**Aim of the exercise:** Set down all of the data that follows word for word, without the images.

(Saved data entries)
==============================

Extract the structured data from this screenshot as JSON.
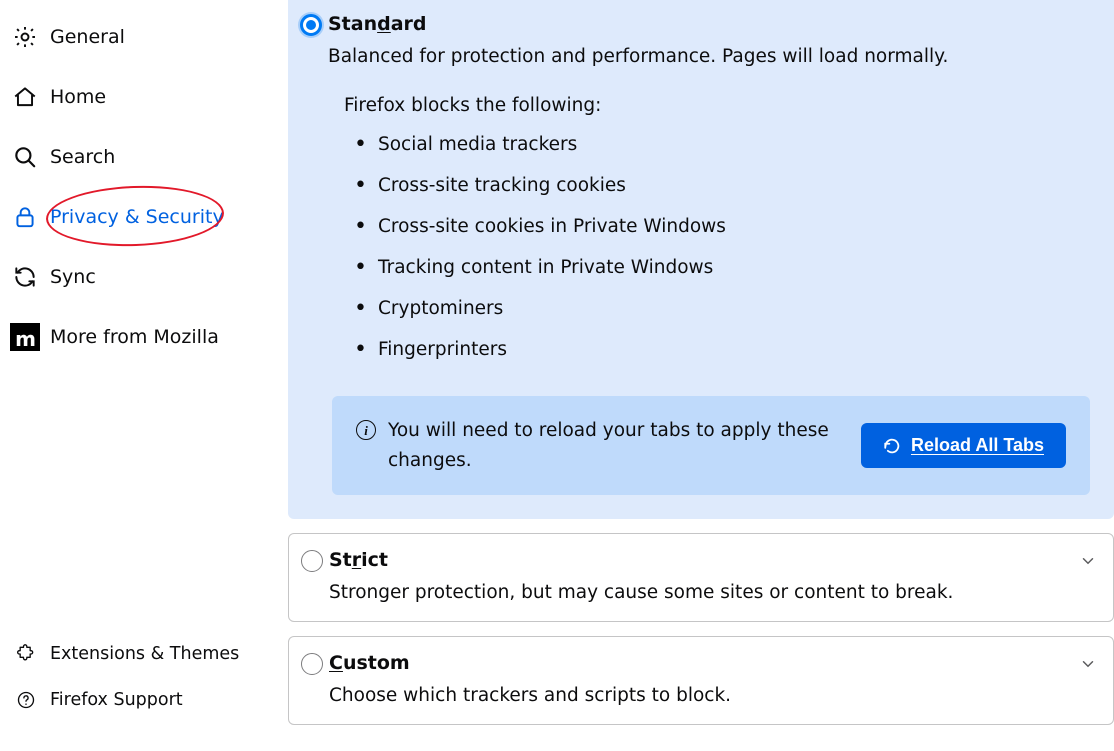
{
  "sidebar": {
    "items": [
      {
        "id": "general",
        "label": "General"
      },
      {
        "id": "home",
        "label": "Home"
      },
      {
        "id": "search",
        "label": "Search"
      },
      {
        "id": "privacy",
        "label": "Privacy & Security"
      },
      {
        "id": "sync",
        "label": "Sync"
      },
      {
        "id": "more",
        "label": "More from Mozilla"
      }
    ],
    "active_id": "privacy",
    "annotation_on": "privacy",
    "footer": [
      {
        "id": "extensions",
        "label": "Extensions & Themes"
      },
      {
        "id": "support",
        "label": "Firefox Support"
      }
    ]
  },
  "tracking_protection": {
    "options": {
      "standard": {
        "title_prefix": "Stan",
        "title_access_key": "d",
        "title_suffix": "ard",
        "description": "Balanced for protection and performance. Pages will load normally.",
        "blocks_heading": "Firefox blocks the following:",
        "blocks": [
          "Social media trackers",
          "Cross-site tracking cookies",
          "Cross-site cookies in Private Windows",
          "Tracking content in Private Windows",
          "Cryptominers",
          "Fingerprinters"
        ],
        "reload_message": "You will need to reload your tabs to apply these changes.",
        "reload_button_prefix": "R",
        "reload_button_rest": "eload All Tabs"
      },
      "strict": {
        "title_prefix": "St",
        "title_access_key": "r",
        "title_suffix": "ict",
        "description": "Stronger protection, but may cause some sites or content to break."
      },
      "custom": {
        "title_prefix": "",
        "title_access_key": "C",
        "title_suffix": "ustom",
        "description": "Choose which trackers and scripts to block."
      }
    },
    "selected": "standard"
  }
}
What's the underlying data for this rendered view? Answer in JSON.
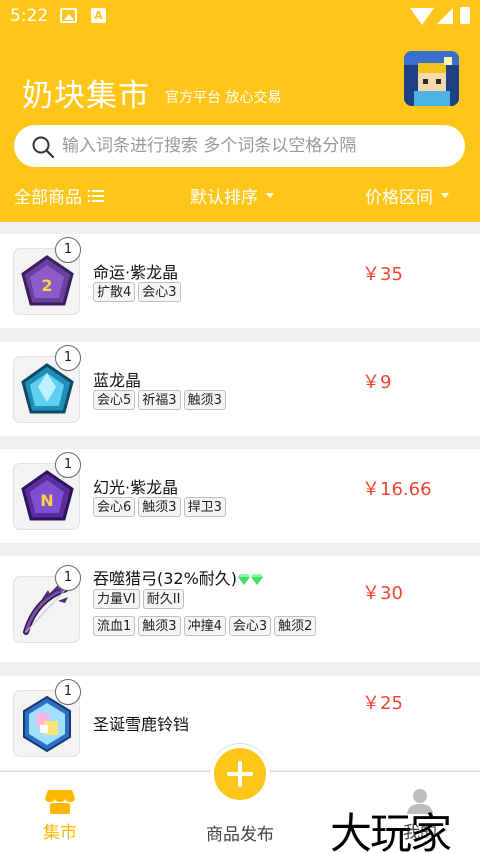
{
  "status_bar": {
    "time": "5:22",
    "a_badge": "A"
  },
  "header": {
    "title": "奶块集市",
    "slogan": "官方平台 放心交易"
  },
  "search": {
    "placeholder": "输入词条进行搜索 多个词条以空格分隔"
  },
  "filters": {
    "all_products": "全部商品",
    "sort": "默认排序",
    "price_range": "价格区间"
  },
  "items": [
    {
      "qty": "1",
      "name": "命运·紫龙晶",
      "tags_rows": [
        [
          "扩散4",
          "会心3"
        ]
      ],
      "price": "￥35",
      "icon": "purple-crystal-2-icon"
    },
    {
      "qty": "1",
      "name": "蓝龙晶",
      "tags_rows": [
        [
          "会心5",
          "祈福3",
          "触须3"
        ]
      ],
      "price": "￥9",
      "icon": "blue-crystal-icon"
    },
    {
      "qty": "1",
      "name": "幻光·紫龙晶",
      "tags_rows": [
        [
          "会心6",
          "触须3",
          "捍卫3"
        ]
      ],
      "price": "￥16.66",
      "icon": "purple-crystal-n-icon"
    },
    {
      "qty": "1",
      "name": "吞噬猎弓(32%耐久)",
      "tags_rows": [
        [
          "力量VI",
          "耐久II"
        ],
        [
          "流血1",
          "触须3",
          "冲撞4",
          "会心3",
          "触须2"
        ]
      ],
      "price": "￥30",
      "icon": "bow-icon"
    },
    {
      "qty": "1",
      "name": "圣诞雪鹿铃铛",
      "tags_rows": [],
      "price": "￥25",
      "icon": "bell-icon"
    }
  ],
  "tabbar": {
    "market": "集市",
    "publish": "商品发布",
    "mine": "我的"
  },
  "watermark": "大玩家",
  "colors": {
    "accent": "#ffc61a",
    "price": "#f24430",
    "active_tab": "#ffb800"
  }
}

==============================

**Exercise output:**
Extract the structured data from this screenshot as JSON.
{
  "sidebar": {
    "items": [
      {
        "id": "general",
        "label": "General"
      },
      {
        "id": "home",
        "label": "Home"
      },
      {
        "id": "search",
        "label": "Search"
      },
      {
        "id": "privacy",
        "label": "Privacy & Security"
      },
      {
        "id": "sync",
        "label": "Sync"
      },
      {
        "id": "more",
        "label": "More from Mozilla"
      }
    ],
    "active_id": "privacy",
    "annotation_on": "privacy",
    "footer": [
      {
        "id": "extensions",
        "label": "Extensions & Themes"
      },
      {
        "id": "support",
        "label": "Firefox Support"
      }
    ]
  },
  "tracking_protection": {
    "options": {
      "standard": {
        "title_prefix": "Stan",
        "title_access_key": "d",
        "title_suffix": "ard",
        "description": "Balanced for protection and performance. Pages will load normally.",
        "blocks_heading": "Firefox blocks the following:",
        "blocks": [
          "Social media trackers",
          "Cross-site tracking cookies",
          "Cross-site cookies in Private Windows",
          "Tracking content in Private Windows",
          "Cryptominers",
          "Fingerprinters"
        ],
        "reload_message": "You will need to reload your tabs to apply these changes.",
        "reload_button_prefix": "R",
        "reload_button_rest": "eload All Tabs"
      },
      "strict": {
        "title_prefix": "St",
        "title_access_key": "r",
        "title_suffix": "ict",
        "description": "Stronger protection, but may cause some sites or content to break."
      },
      "custom": {
        "title_prefix": "",
        "title_access_key": "C",
        "title_suffix": "ustom",
        "description": "Choose which trackers and scripts to block."
      }
    },
    "selected": "standard"
  }
}
What's the underlying data for this rendered view? Answer in JSON.
{
  "status_bar": {
    "time": "5:22",
    "a_badge": "A"
  },
  "header": {
    "title": "奶块集市",
    "slogan": "官方平台 放心交易"
  },
  "search": {
    "placeholder": "输入词条进行搜索 多个词条以空格分隔"
  },
  "filters": {
    "all_products": "全部商品",
    "sort": "默认排序",
    "price_range": "价格区间"
  },
  "items": [
    {
      "qty": "1",
      "name": "命运·紫龙晶",
      "tags_rows": [
        [
          "扩散4",
          "会心3"
        ]
      ],
      "price": "￥35",
      "icon": "purple-crystal-2-icon"
    },
    {
      "qty": "1",
      "name": "蓝龙晶",
      "tags_rows": [
        [
          "会心5",
          "祈福3",
          "触须3"
        ]
      ],
      "price": "￥9",
      "icon": "blue-crystal-icon"
    },
    {
      "qty": "1",
      "name": "幻光·紫龙晶",
      "tags_rows": [
        [
          "会心6",
          "触须3",
          "捍卫3"
        ]
      ],
      "price": "￥16.66",
      "icon": "purple-crystal-n-icon"
    },
    {
      "qty": "1",
      "name": "吞噬猎弓(32%耐久)",
      "tags_rows": [
        [
          "力量VI",
          "耐久II"
        ],
        [
          "流血1",
          "触须3",
          "冲撞4",
          "会心3",
          "触须2"
        ]
      ],
      "price": "￥30",
      "icon": "bow-icon"
    },
    {
      "qty": "1",
      "name": "圣诞雪鹿铃铛",
      "tags_rows": [],
      "price": "￥25",
      "icon": "bell-icon"
    }
  ],
  "tabbar": {
    "market": "集市",
    "publish": "商品发布",
    "mine": "我的"
  },
  "watermark": "大玩家",
  "colors": {
    "accent": "#ffc61a",
    "price": "#f24430",
    "active_tab": "#ffb800"
  }
}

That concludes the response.